** Work instructions **
Copy every line in the records below that contains the word "Queen".

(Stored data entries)
---+---
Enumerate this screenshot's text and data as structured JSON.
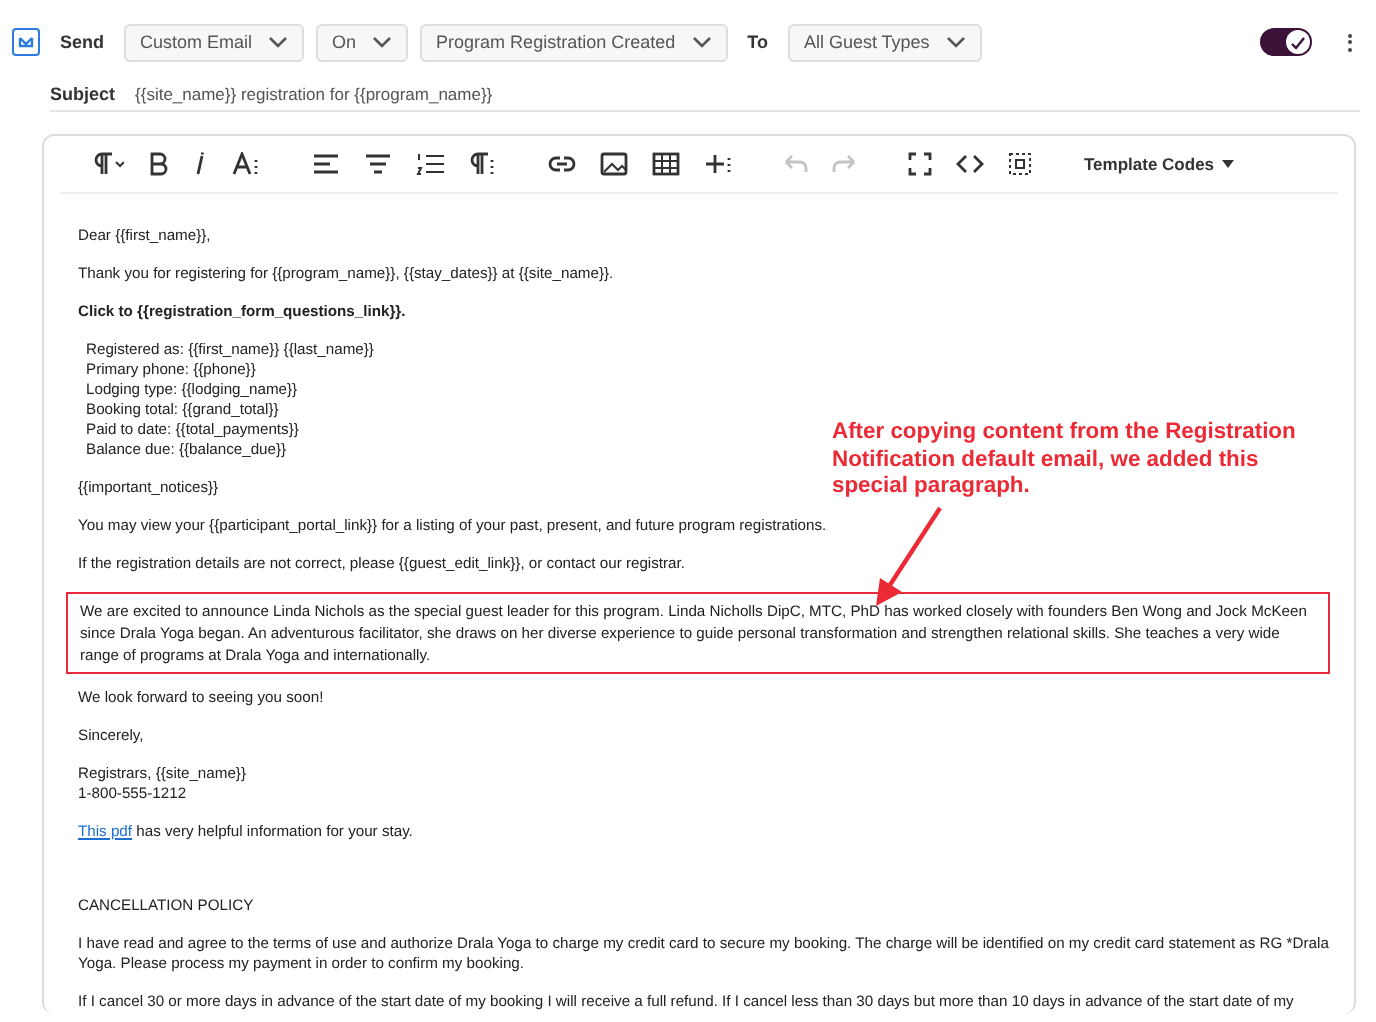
{
  "header": {
    "send_checked": true,
    "send_label": "Send",
    "dropdowns": [
      "Custom Email",
      "On",
      "Program Registration Created"
    ],
    "to_label": "To",
    "to_dropdown": "All Guest Types",
    "toggle_on": true
  },
  "subject": {
    "label": "Subject",
    "value": "{{site_name}} registration for {{program_name}}"
  },
  "toolbar": {
    "buttons": [
      {
        "kind": "paragraph-menu",
        "disabled": false
      },
      {
        "kind": "bold",
        "disabled": false
      },
      {
        "kind": "italic",
        "disabled": false
      },
      {
        "kind": "text-size",
        "disabled": false
      },
      {
        "kind": "align-left",
        "disabled": false
      },
      {
        "kind": "align-center",
        "disabled": false
      },
      {
        "kind": "ordered-list",
        "disabled": false
      },
      {
        "kind": "paragraph-style",
        "disabled": false
      },
      {
        "kind": "link",
        "disabled": false
      },
      {
        "kind": "image",
        "disabled": false
      },
      {
        "kind": "table",
        "disabled": false
      },
      {
        "kind": "insert",
        "disabled": false
      },
      {
        "kind": "undo",
        "disabled": true
      },
      {
        "kind": "redo",
        "disabled": true
      },
      {
        "kind": "fullscreen",
        "disabled": false
      },
      {
        "kind": "code",
        "disabled": false
      },
      {
        "kind": "select-all",
        "disabled": false
      }
    ],
    "template_codes": "Template Codes"
  },
  "body": [
    {
      "kind": "text",
      "text": "Dear {{first_name}},"
    },
    {
      "kind": "text",
      "text": "Thank you for registering for {{program_name}}, {{stay_dates}} at {{site_name}}."
    },
    {
      "kind": "bold",
      "text": "Click to {{registration_form_questions_link}}."
    },
    {
      "kind": "lines",
      "lines": [
        "Registered as: {{first_name}} {{last_name}}",
        "Primary phone: {{phone}}",
        "Lodging type: {{lodging_name}}",
        "Booking total: {{grand_total}}",
        "Paid to date: {{total_payments}}",
        "Balance due: {{balance_due}}"
      ]
    },
    {
      "kind": "text",
      "text": "{{important_notices}}"
    },
    {
      "kind": "text",
      "text": "You may view your {{participant_portal_link}} for a listing of your past, present, and future program registrations."
    },
    {
      "kind": "text",
      "text": "If the registration details are not correct, please {{guest_edit_link}}, or contact our registrar."
    },
    {
      "kind": "highlighted",
      "text": "We are excited to announce Linda Nichols as the special guest leader for this program. Linda Nicholls DipC, MTC, PhD has worked closely with founders Ben Wong and Jock McKeen since Drala Yoga began. An adventurous facilitator, she draws on her diverse experience to guide personal transformation and strengthen relational skills. She teaches a very wide range of programs at Drala Yoga and internationally."
    },
    {
      "kind": "text",
      "text": "We look forward to seeing you soon!"
    },
    {
      "kind": "text",
      "text": "Sincerely,"
    },
    {
      "kind": "lines",
      "lines": [
        "Registrars, {{site_name}}",
        "1-800-555-1212"
      ]
    },
    {
      "kind": "link",
      "link": "This pdf",
      "text": " has very helpful information for your stay."
    },
    {
      "kind": "spacer"
    },
    {
      "kind": "text",
      "text": "CANCELLATION POLICY"
    },
    {
      "kind": "text",
      "text": "I have read and agree to the terms of use and authorize Drala Yoga to charge my credit card to secure my booking. The charge will be identified on my credit card statement as RG *Drala Yoga. Please process my payment in order to confirm my booking."
    },
    {
      "kind": "text",
      "text": "If I cancel 30 or more days in advance of the start date of my booking I will receive a full refund. If I cancel less than 30 days but more than 10 days in advance of the start date of my"
    }
  ],
  "annotation": {
    "text": "After copying content from the Registration Notification default email, we added this special paragraph."
  }
}
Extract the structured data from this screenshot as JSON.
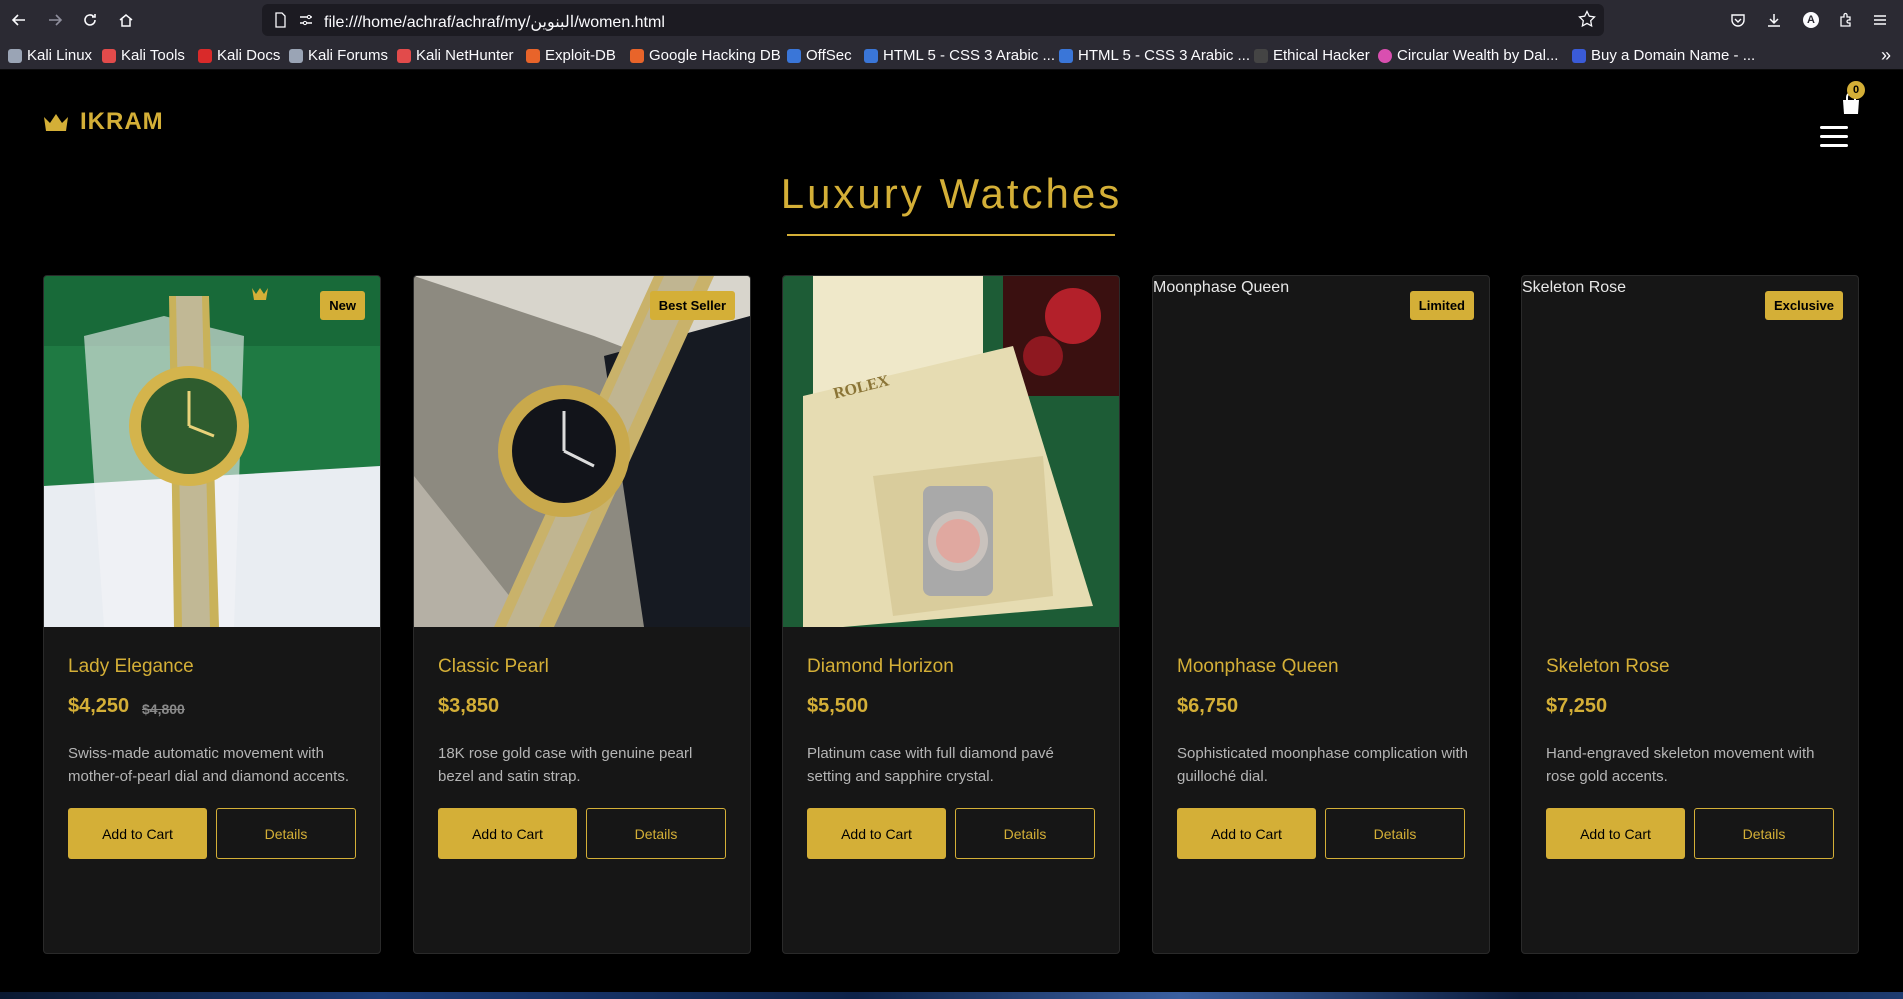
{
  "browser": {
    "url": "file:///home/achraf/achraf/my/البنوين/women.html",
    "avatar_letter": "A"
  },
  "bookmarks": [
    {
      "label": "Kali Linux",
      "icon": "kali-dragon-icon",
      "color": "#9aa4b5"
    },
    {
      "label": "Kali Tools",
      "icon": "kali-tools-icon",
      "color": "#e24b4b"
    },
    {
      "label": "Kali Docs",
      "icon": "kali-docs-icon",
      "color": "#d92a2a"
    },
    {
      "label": "Kali Forums",
      "icon": "kali-dragon-icon",
      "color": "#9aa4b5"
    },
    {
      "label": "Kali NetHunter",
      "icon": "nethunter-icon",
      "color": "#e24b4b"
    },
    {
      "label": "Exploit-DB",
      "icon": "exploit-db-icon",
      "color": "#e8642a"
    },
    {
      "label": "Google Hacking DB",
      "icon": "ghdb-icon",
      "color": "#e8642a"
    },
    {
      "label": "OffSec",
      "icon": "offsec-icon",
      "color": "#3a76d8"
    },
    {
      "label": "HTML 5 - CSS 3 Arabic ...",
      "icon": "html-course-icon",
      "color": "#3a76d8"
    },
    {
      "label": "HTML 5 - CSS 3 Arabic ...",
      "icon": "html-course-icon",
      "color": "#3a76d8"
    },
    {
      "label": "Ethical Hacker",
      "icon": "ethical-hacker-icon",
      "color": "#444444"
    },
    {
      "label": "Circular Wealth by Dal...",
      "icon": "circular-wealth-icon",
      "color": "#d94fb0"
    },
    {
      "label": "Buy a Domain Name - ...",
      "icon": "domain-icon",
      "color": "#3a5bd8"
    }
  ],
  "site": {
    "logo_text": "IKRAM",
    "cart_count": "0",
    "section_title": "Luxury Watches",
    "accent_color": "#d4af37"
  },
  "products": [
    {
      "name": "Lady Elegance",
      "price": "$4,250",
      "old_price": "$4,800",
      "badge": "New",
      "image_alt": "",
      "description": "Swiss-made automatic movement with mother-of-pearl dial and diamond accents.",
      "add_label": "Add to Cart",
      "details_label": "Details"
    },
    {
      "name": "Classic Pearl",
      "price": "$3,850",
      "old_price": "",
      "badge": "Best Seller",
      "image_alt": "",
      "description": "18K rose gold case with genuine pearl bezel and satin strap.",
      "add_label": "Add to Cart",
      "details_label": "Details"
    },
    {
      "name": "Diamond Horizon",
      "price": "$5,500",
      "old_price": "",
      "badge": "",
      "image_alt": "",
      "description": "Platinum case with full diamond pavé setting and sapphire crystal.",
      "add_label": "Add to Cart",
      "details_label": "Details"
    },
    {
      "name": "Moonphase Queen",
      "price": "$6,750",
      "old_price": "",
      "badge": "Limited",
      "image_alt": "Moonphase Queen",
      "description": "Sophisticated moonphase complication with guilloché dial.",
      "add_label": "Add to Cart",
      "details_label": "Details"
    },
    {
      "name": "Skeleton Rose",
      "price": "$7,250",
      "old_price": "",
      "badge": "Exclusive",
      "image_alt": "Skeleton Rose",
      "description": "Hand-engraved skeleton movement with rose gold accents.",
      "add_label": "Add to Cart",
      "details_label": "Details"
    }
  ]
}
---+---
** Exercise result **
      "name": "Moonphase Queen",
      "image_alt": "Moonphase Queen",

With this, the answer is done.